## WHAT TO PRODUCE
Pick out every line with the word "Точность" and copy it.

Source data
★ ★ ★ ★ ★ ★ ★

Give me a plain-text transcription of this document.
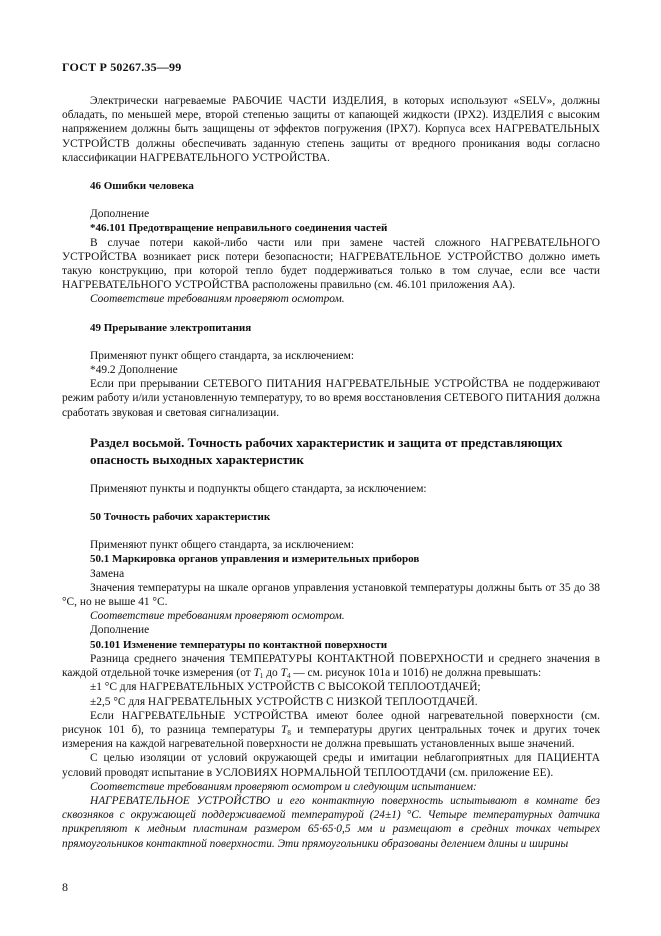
ГОСТ Р 50267.35—99

Электрически нагреваемые РАБОЧИЕ ЧАСТИ ИЗДЕЛИЯ, в которых используют «SELV», должны обладать, по меньшей мере, второй степенью защиты от капающей жидкости (IPX2). ИЗДЕЛИЯ с высоким напряжением должны быть защищены от эффектов погружения (IPX7). Корпуса всех НАГРЕВАТЕЛЬНЫХ УСТРОЙСТВ должны обеспечивать заданную степень защиты от вредного проникания воды согласно классификации НАГРЕВАТЕЛЬНОГО УСТРОЙСТВА.

46 Ошибки человека

Дополнение

*46.101 Предотвращение неправильного соединения частей

В случае потери какой-либо части или при замене частей сложного НАГРЕВАТЕЛЬНОГО УСТРОЙСТВА возникает риск потери безопасности; НАГРЕВАТЕЛЬНОЕ УСТРОЙСТВО должно иметь такую конструкцию, при которой тепло будет поддерживаться только в том случае, если все части НАГРЕВАТЕЛЬНОГО УСТРОЙСТВА расположены правильно (см. 46.101 приложения АА).

Соответствие требованиям проверяют осмотром.

49 Прерывание электропитания

Применяют пункт общего стандарта, за исключением:

*49.2 Дополнение

Если при прерывании СЕТЕВОГО ПИТАНИЯ НАГРЕВАТЕЛЬНЫЕ УСТРОЙСТВА не поддерживают режим работу и/или установленную температуру, то во время восстановления СЕТЕВОГО ПИТАНИЯ должна сработать звуковая и световая сигнализации.

Раздел восьмой. Точность рабочих характеристик и защита от представляющих опасность выходных характеристик

Применяют пункты и подпункты общего стандарта, за исключением:

50 Точность рабочих характеристик

Применяют пункт общего стандарта, за исключением:

50.1 Маркировка органов управления и измерительных приборов

Замена

Значения температуры на шкале органов управления установкой температуры должны быть от 35 до 38 °С, но не выше 41 °С.

Соответствие требованиям проверяют осмотром.

Дополнение

50.101 Изменение температуры по контактной поверхности

Разница среднего значения ТЕМПЕРАТУРЫ КОНТАКТНОЙ ПОВЕРХНОСТИ и среднего значения в каждой отдельной точке измерения (от $T_1$ до $T_4$ — см. рисунок 101а и 101б) не должна превышать:

±1 °С для НАГРЕВАТЕЛЬНЫХ УСТРОЙСТВ С ВЫСОКОЙ ТЕПЛООТДАЧЕЙ;

±2,5 °С для НАГРЕВАТЕЛЬНЫХ УСТРОЙСТВ С НИЗКОЙ ТЕПЛООТДАЧЕЙ.

Если НАГРЕВАТЕЛЬНЫЕ УСТРОЙСТВА имеют более одной нагревательной поверхности (см. рисунок 101 б), то разница температуры $T_8$ и температуры других центральных точек и других точек измерения на каждой нагревательной поверхности не должна превышать установленных выше значений.

С целью изоляции от условий окружающей среды и имитации неблагоприятных для ПАЦИЕНТА условий проводят испытание в УСЛОВИЯХ НОРМАЛЬНОЙ ТЕПЛООТДАЧИ (см. приложение ЕЕ).

Соответствие требованиям проверяют осмотром и следующим испытанием:

НАГРЕВАТЕЛЬНОЕ УСТРОЙСТВО и его контактную поверхность испытывают в комнате без сквозняков с окружающей поддерживаемой температурой (24±1) °С. Четыре температурных датчика прикрепляют к медным пластинам размером 65·65·0,5 мм и размещают в средних точках четырех прямоугольников контактной поверхности. Эти прямоугольники образованы делением длины и ширины

8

★ ★ ★ ★ ★ ★ ★

## RESPONSE
Раздел восьмой. Точность рабочих характеристик и защита от представляющих опасность выходных характеристик
50 Точность рабочих характеристик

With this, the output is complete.